● **Written exercise**
Go through the records underneath and write each one out again exactly.

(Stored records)
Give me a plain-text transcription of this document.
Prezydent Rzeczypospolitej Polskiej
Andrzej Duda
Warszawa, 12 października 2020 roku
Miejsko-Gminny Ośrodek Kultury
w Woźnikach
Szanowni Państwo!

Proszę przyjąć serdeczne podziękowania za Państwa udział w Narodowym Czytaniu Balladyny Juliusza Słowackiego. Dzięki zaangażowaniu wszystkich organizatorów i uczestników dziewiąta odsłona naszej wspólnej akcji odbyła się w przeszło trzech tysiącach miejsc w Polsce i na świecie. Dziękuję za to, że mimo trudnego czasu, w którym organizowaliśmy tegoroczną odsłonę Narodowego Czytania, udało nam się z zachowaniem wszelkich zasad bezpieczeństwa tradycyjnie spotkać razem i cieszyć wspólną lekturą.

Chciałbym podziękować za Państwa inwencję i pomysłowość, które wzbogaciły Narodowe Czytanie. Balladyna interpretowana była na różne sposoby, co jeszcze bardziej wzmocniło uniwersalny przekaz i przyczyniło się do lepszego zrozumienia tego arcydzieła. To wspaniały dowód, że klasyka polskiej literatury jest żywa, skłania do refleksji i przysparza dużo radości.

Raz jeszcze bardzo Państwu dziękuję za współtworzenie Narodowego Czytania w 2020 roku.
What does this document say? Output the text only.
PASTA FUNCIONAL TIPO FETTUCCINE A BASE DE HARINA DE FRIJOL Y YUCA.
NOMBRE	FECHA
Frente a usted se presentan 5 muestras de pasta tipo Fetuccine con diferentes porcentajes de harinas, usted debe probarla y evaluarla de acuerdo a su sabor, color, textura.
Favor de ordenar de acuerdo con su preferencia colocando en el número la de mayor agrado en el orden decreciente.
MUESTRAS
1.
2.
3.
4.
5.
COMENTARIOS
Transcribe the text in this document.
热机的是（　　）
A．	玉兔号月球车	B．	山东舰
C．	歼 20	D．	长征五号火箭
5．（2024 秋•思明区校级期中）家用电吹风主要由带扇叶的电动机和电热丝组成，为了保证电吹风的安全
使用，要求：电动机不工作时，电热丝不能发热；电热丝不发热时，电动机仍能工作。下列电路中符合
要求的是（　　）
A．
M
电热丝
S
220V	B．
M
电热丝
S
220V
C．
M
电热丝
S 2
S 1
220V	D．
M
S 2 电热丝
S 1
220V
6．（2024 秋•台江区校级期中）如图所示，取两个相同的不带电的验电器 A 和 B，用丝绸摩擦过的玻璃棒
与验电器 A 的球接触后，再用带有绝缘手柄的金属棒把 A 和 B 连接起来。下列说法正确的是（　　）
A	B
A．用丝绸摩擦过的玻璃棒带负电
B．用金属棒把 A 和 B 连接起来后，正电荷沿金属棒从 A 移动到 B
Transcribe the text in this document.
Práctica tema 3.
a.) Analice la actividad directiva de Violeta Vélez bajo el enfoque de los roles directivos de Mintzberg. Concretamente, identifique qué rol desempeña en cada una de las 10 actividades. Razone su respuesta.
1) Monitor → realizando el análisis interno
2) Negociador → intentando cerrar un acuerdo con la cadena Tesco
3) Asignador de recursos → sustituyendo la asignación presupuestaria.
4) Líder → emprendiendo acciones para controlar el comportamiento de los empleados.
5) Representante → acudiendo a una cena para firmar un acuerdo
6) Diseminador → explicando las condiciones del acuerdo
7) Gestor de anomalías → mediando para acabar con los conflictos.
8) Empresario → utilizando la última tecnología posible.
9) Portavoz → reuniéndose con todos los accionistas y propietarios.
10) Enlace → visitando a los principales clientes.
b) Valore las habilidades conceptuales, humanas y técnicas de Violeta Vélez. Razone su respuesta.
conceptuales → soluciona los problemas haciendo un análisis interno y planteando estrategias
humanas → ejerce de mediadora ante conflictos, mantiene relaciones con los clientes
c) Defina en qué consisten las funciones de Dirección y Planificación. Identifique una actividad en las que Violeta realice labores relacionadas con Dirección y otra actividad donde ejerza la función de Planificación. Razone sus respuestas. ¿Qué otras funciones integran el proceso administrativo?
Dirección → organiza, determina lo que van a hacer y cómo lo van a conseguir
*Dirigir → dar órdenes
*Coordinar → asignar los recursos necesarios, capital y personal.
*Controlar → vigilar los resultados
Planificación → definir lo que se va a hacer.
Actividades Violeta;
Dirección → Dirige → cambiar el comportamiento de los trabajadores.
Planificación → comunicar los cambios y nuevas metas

● **Answer to the problem**
Give me a plain-text transcription of this document.
Prezydent Rzeczypospolitej Polskiej
Andrzej Duda
Warszawa, 12 października 2020 roku
Miejsko-Gminny Ośrodek Kultury
w Woźnikach
Szanowni Państwo!

Proszę przyjąć serdeczne podziękowania za Państwa udział w Narodowym Czytaniu Balladyny Juliusza Słowackiego. Dzięki zaangażowaniu wszystkich organizatorów i uczestników dziewiąta odsłona naszej wspólnej akcji odbyła się w przeszło trzech tysiącach miejsc w Polsce i na świecie. Dziękuję za to, że mimo trudnego czasu, w którym organizowaliśmy tegoroczną odsłonę Narodowego Czytania, udało nam się z zachowaniem wszelkich zasad bezpieczeństwa tradycyjnie spotkać razem i cieszyć wspólną lekturą.

Chciałbym podziękować za Państwa inwencję i pomysłowość, które wzbogaciły Narodowe Czytanie. Balladyna interpretowana była na różne sposoby, co jeszcze bardziej wzmocniło uniwersalny przekaz i przyczyniło się do lepszego zrozumienia tego arcydzieła. To wspaniały dowód, że klasyka polskiej literatury jest żywa, skłania do refleksji i przysparza dużo radości.

Raz jeszcze bardzo Państwu dziękuję za współtworzenie Narodowego Czytania w 2020 roku.
What does this document say? Output the text only.
PASTA FUNCIONAL TIPO FETTUCCINE A BASE DE HARINA DE FRIJOL Y YUCA.
NOMBRE	FECHA
Frente a usted se presentan 5 muestras de pasta tipo Fetuccine con diferentes porcentajes de harinas, usted debe probarla y evaluarla de acuerdo a su sabor, color, textura.
Favor de ordenar de acuerdo con su preferencia colocando en el número la de mayor agrado en el orden decreciente.
MUESTRAS
1.
2.
3.
4.
5.
COMENTARIOS
Transcribe the text in this document.
热机的是（　　）
A．	玉兔号月球车	B．	山东舰
C．	歼 20	D．	长征五号火箭
5．（2024 秋•思明区校级期中）家用电吹风主要由带扇叶的电动机和电热丝组成，为了保证电吹风的安全
使用，要求：电动机不工作时，电热丝不能发热；电热丝不发热时，电动机仍能工作。下列电路中符合
要求的是（　　）
A．
M
电热丝
S
220V	B．
M
电热丝
S
220V
C．
M
电热丝
S 2
S 1
220V	D．
M
S 2 电热丝
S 1
220V
6．（2024 秋•台江区校级期中）如图所示，取两个相同的不带电的验电器 A 和 B，用丝绸摩擦过的玻璃棒
与验电器 A 的球接触后，再用带有绝缘手柄的金属棒把 A 和 B 连接起来。下列说法正确的是（　　）
A	B
A．用丝绸摩擦过的玻璃棒带负电
B．用金属棒把 A 和 B 连接起来后，正电荷沿金属棒从 A 移动到 B
Transcribe the text in this document.
Práctica tema 3.
a.) Analice la actividad directiva de Violeta Vélez bajo el enfoque de los roles directivos de Mintzberg. Concretamente, identifique qué rol desempeña en cada una de las 10 actividades. Razone su respuesta.
1) Monitor → realizando el análisis interno
2) Negociador → intentando cerrar un acuerdo con la cadena Tesco
3) Asignador de recursos → sustituyendo la asignación presupuestaria.
4) Líder → emprendiendo acciones para controlar el comportamiento de los empleados.
5) Representante → acudiendo a una cena para firmar un acuerdo
6) Diseminador → explicando las condiciones del acuerdo
7) Gestor de anomalías → mediando para acabar con los conflictos.
8) Empresario → utilizando la última tecnología posible.
9) Portavoz → reuniéndose con todos los accionistas y propietarios.
10) Enlace → visitando a los principales clientes.
b) Valore las habilidades conceptuales, humanas y técnicas de Violeta Vélez. Razone su respuesta.
conceptuales → soluciona los problemas haciendo un análisis interno y planteando estrategias
humanas → ejerce de mediadora ante conflictos, mantiene relaciones con los clientes
c) Defina en qué consisten las funciones de Dirección y Planificación. Identifique una actividad en las que Violeta realice labores relacionadas con Dirección y otra actividad donde ejerza la función de Planificación. Razone sus respuestas. ¿Qué otras funciones integran el proceso administrativo?
Dirección → organiza, determina lo que van a hacer y cómo lo van a conseguir
*Dirigir → dar órdenes
*Coordinar → asignar los recursos necesarios, capital y personal.
*Controlar → vigilar los resultados
Planificación → definir lo que se va a hacer.
Actividades Violeta;
Dirección → Dirige → cambiar el comportamiento de los trabajadores.
Planificación → comunicar los cambios y nuevas metas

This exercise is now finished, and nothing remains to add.